BEGIN
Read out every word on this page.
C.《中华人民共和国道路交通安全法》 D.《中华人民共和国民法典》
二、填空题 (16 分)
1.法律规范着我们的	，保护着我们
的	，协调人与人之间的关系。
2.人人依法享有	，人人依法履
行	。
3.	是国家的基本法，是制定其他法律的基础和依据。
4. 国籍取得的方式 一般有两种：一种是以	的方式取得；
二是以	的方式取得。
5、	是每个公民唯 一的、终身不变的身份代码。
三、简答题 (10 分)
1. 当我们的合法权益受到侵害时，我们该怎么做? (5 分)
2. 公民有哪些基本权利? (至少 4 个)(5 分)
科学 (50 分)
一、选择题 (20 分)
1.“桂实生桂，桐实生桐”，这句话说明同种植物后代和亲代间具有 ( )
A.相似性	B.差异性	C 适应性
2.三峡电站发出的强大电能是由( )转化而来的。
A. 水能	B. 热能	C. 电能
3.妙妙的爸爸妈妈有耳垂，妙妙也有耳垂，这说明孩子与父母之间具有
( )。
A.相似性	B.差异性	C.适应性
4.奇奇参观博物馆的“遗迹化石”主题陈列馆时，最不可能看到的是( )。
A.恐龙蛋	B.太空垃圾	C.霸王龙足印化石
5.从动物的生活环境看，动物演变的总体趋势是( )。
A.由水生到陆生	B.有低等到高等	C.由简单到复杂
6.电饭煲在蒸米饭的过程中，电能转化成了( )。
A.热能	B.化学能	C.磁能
END
BEGIN
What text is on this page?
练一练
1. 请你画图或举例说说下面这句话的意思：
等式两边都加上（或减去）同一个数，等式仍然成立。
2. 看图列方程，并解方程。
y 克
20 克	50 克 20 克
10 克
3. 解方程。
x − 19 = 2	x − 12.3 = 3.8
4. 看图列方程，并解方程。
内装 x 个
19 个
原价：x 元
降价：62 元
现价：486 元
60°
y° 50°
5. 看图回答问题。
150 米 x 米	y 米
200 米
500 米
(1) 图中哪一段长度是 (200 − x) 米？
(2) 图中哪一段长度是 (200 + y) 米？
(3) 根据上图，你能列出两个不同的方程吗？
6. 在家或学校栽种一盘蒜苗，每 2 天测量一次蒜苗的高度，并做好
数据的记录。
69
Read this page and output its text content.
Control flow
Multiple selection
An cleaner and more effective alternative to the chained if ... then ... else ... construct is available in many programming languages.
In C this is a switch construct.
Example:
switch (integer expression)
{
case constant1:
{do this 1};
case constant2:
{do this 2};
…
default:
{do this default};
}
END
BEGIN
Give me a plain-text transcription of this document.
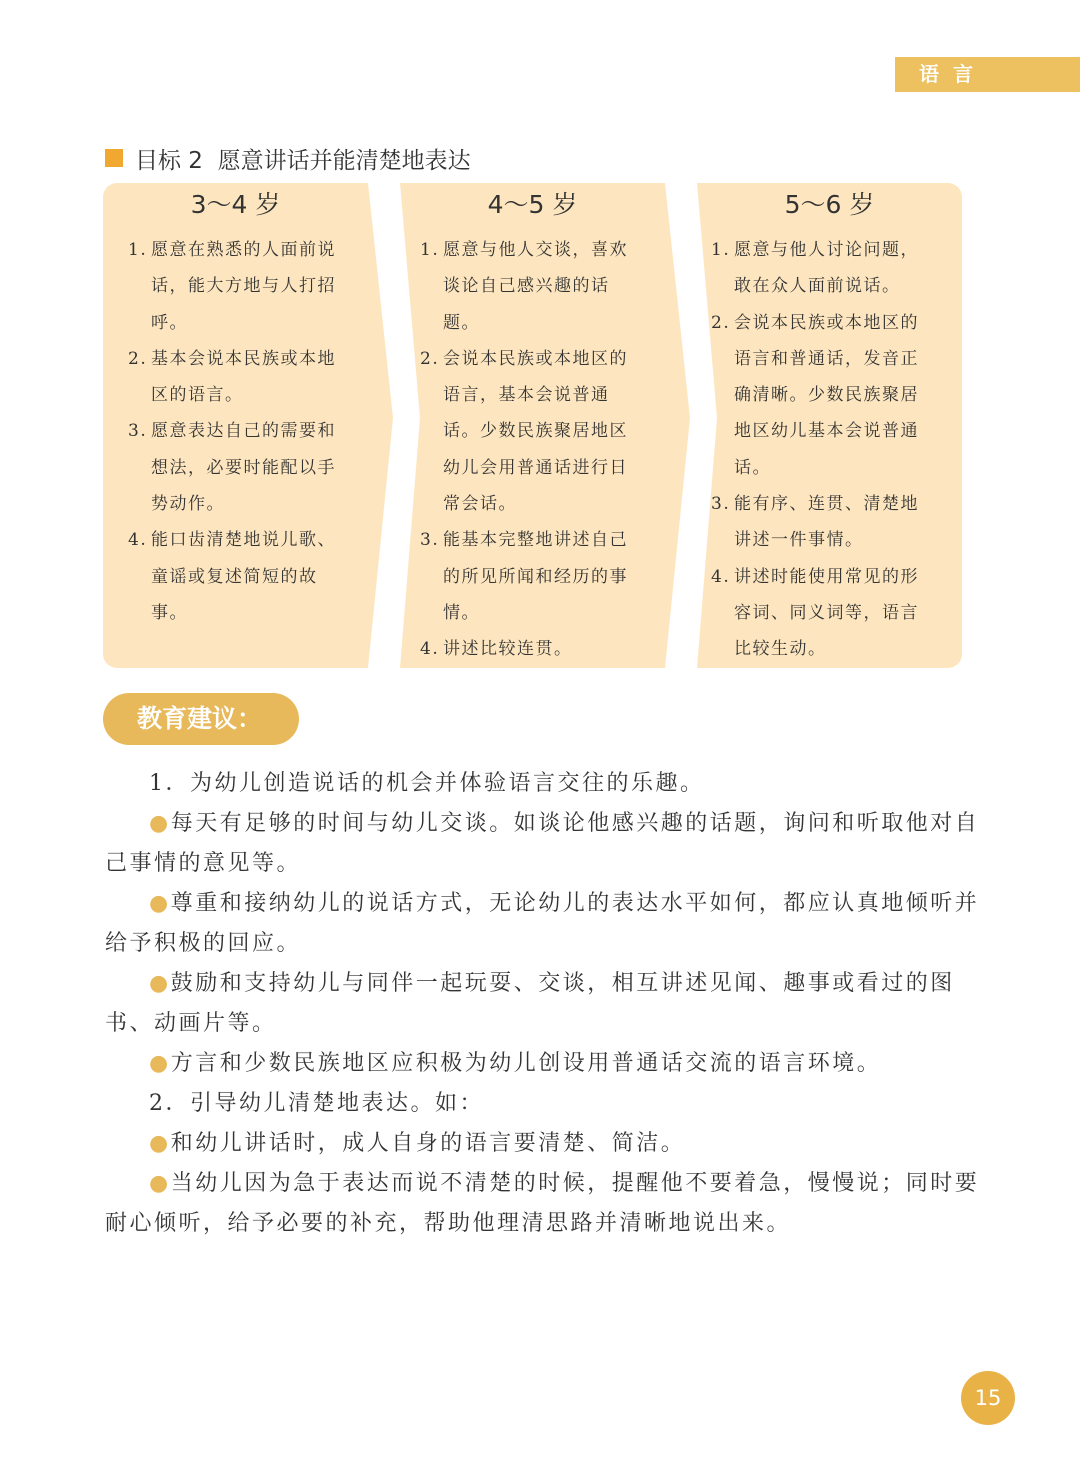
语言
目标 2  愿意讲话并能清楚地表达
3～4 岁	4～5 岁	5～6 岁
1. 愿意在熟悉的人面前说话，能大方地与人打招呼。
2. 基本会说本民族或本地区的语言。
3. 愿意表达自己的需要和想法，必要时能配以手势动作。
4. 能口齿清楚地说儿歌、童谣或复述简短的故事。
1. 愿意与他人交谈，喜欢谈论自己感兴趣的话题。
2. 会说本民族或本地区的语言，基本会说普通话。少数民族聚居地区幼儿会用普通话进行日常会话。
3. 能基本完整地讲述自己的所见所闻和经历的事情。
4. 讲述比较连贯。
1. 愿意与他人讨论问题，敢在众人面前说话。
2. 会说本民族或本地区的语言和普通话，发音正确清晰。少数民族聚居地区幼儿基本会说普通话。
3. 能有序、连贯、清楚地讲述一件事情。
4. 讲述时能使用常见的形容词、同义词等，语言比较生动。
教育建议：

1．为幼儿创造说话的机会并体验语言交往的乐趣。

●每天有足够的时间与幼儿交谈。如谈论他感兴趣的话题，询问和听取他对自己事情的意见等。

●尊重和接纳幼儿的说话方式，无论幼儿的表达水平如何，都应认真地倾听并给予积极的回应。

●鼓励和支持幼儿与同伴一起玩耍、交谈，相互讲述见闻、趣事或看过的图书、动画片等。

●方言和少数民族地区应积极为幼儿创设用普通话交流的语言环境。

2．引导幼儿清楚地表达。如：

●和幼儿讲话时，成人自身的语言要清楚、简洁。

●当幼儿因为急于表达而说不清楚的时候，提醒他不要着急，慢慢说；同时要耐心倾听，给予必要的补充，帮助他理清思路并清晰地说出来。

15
END
Work to be completed - From the listing, copy every line where the string "text" appears.

In response -
What text is on this page?
Read this page and output its text content.
Give me a plain-text transcription of this document.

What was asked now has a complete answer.